Short task:
Using the entries that follow, state how many lines contain the word "роботи". The response is that number and nothing more.

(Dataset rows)

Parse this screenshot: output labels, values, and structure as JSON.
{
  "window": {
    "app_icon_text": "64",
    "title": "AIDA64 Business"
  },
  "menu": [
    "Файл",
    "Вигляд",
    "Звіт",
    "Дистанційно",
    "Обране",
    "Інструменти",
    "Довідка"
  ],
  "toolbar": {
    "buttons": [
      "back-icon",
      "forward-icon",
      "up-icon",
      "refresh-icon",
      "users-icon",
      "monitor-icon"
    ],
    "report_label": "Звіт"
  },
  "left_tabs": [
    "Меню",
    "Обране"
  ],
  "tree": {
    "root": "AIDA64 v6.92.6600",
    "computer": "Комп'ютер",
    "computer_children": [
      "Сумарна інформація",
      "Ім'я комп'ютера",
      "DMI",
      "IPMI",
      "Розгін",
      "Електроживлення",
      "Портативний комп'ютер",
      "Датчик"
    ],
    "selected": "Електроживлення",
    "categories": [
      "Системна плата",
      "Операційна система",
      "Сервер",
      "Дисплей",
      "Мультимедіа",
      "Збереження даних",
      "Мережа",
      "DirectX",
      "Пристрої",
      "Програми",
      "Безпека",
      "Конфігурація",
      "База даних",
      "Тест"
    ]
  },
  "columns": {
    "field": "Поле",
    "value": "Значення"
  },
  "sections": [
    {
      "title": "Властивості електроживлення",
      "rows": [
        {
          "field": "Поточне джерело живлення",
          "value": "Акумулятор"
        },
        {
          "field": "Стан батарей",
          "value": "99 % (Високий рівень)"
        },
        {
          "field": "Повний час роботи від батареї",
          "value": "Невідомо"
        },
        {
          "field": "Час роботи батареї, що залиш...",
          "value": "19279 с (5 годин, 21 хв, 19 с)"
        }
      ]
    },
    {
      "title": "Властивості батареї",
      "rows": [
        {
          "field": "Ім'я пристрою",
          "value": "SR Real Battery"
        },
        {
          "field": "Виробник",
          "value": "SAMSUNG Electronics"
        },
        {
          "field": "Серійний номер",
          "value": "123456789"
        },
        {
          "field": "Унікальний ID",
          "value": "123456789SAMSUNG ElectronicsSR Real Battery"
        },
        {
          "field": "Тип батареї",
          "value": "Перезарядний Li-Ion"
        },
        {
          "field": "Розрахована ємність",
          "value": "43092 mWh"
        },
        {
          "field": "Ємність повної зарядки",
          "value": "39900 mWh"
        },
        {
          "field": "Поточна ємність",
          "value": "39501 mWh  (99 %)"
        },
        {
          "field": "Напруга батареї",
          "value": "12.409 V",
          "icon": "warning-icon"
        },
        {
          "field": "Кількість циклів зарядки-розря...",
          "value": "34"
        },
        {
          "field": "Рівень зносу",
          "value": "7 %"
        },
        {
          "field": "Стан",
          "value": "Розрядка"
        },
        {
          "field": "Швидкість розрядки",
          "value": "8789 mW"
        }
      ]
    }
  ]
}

Output of the task:
2